---- Dataset records

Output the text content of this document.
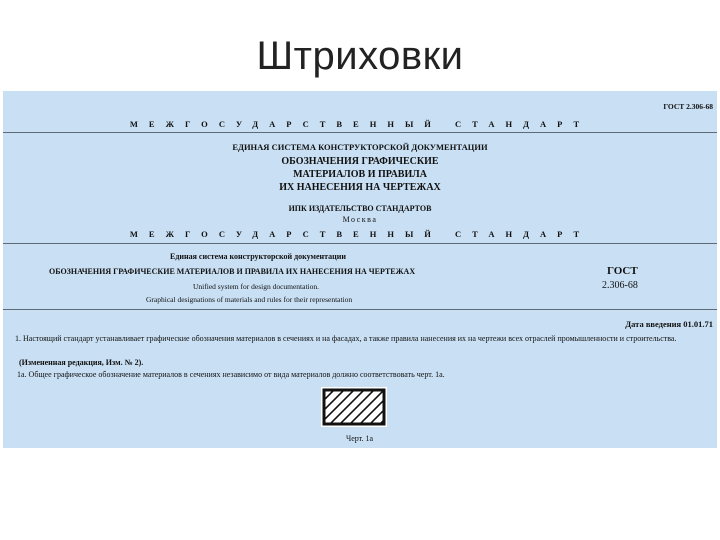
Штриховки
ГОСТ 2.306-68
МЕЖГОСУДАРСТВЕННЫЙ СТАНДАРТ
ЕДИНАЯ СИСТЕМА КОНСТРУКТОРСКОЙ ДОКУМЕНТАЦИИ
ОБОЗНАЧЕНИЯ ГРАФИЧЕСКИЕ
МАТЕРИАЛОВ И ПРАВИЛА
ИХ НАНЕСЕНИЯ НА ЧЕРТЕЖАХ
ИПК ИЗДАТЕЛЬСТВО СТАНДАРТОВ
Москва
МЕЖГОСУДАРСТВЕННЫЙ СТАНДАРТ
Единая система конструкторской документации
ОБОЗНАЧЕНИЯ ГРАФИЧЕСКИЕ МАТЕРИАЛОВ И ПРАВИЛА ИХ НАНЕСЕНИЯ НА ЧЕРТЕЖАХ
Unified system for design documentation.
Graphical designations of materials and rules for their representation
ГОСТ
2.306-68
Дата введения 01.01.71
1. Настоящий стандарт устанавливает графические обозначения материалов в сечениях и на фасадах, а также правила нанесения их на чертежи всех отраслей промышленности и строительства.
(Измененная редакция, Изм. № 2).
1а. Общее графическое обозначение материалов в сечениях независимо от вида материалов должно соответствовать черт. 1а.
Черт. 1а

--------

[Set problem]
The pictures should not be reproduced; quote all of the other material exactly.

[Expected answer]
Output the text content of this document.
Штриховки
ГОСТ 2.306-68
МЕЖГОСУДАРСТВЕННЫЙ СТАНДАРТ
ЕДИНАЯ СИСТЕМА КОНСТРУКТОРСКОЙ ДОКУМЕНТАЦИИ
ОБОЗНАЧЕНИЯ ГРАФИЧЕСКИЕ
МАТЕРИАЛОВ И ПРАВИЛА
ИХ НАНЕСЕНИЯ НА ЧЕРТЕЖАХ
ИПК ИЗДАТЕЛЬСТВО СТАНДАРТОВ
Москва
МЕЖГОСУДАРСТВЕННЫЙ СТАНДАРТ
Единая система конструкторской документации
ОБОЗНАЧЕНИЯ ГРАФИЧЕСКИЕ МАТЕРИАЛОВ И ПРАВИЛА ИХ НАНЕСЕНИЯ НА ЧЕРТЕЖАХ
Unified system for design documentation.
Graphical designations of materials and rules for their representation
ГОСТ
2.306-68
Дата введения 01.01.71
1. Настоящий стандарт устанавливает графические обозначения материалов в сечениях и на фасадах, а также правила нанесения их на чертежи всех отраслей промышленности и строительства.
(Измененная редакция, Изм. № 2).
1а. Общее графическое обозначение материалов в сечениях независимо от вида материалов должно соответствовать черт. 1а.
Черт. 1а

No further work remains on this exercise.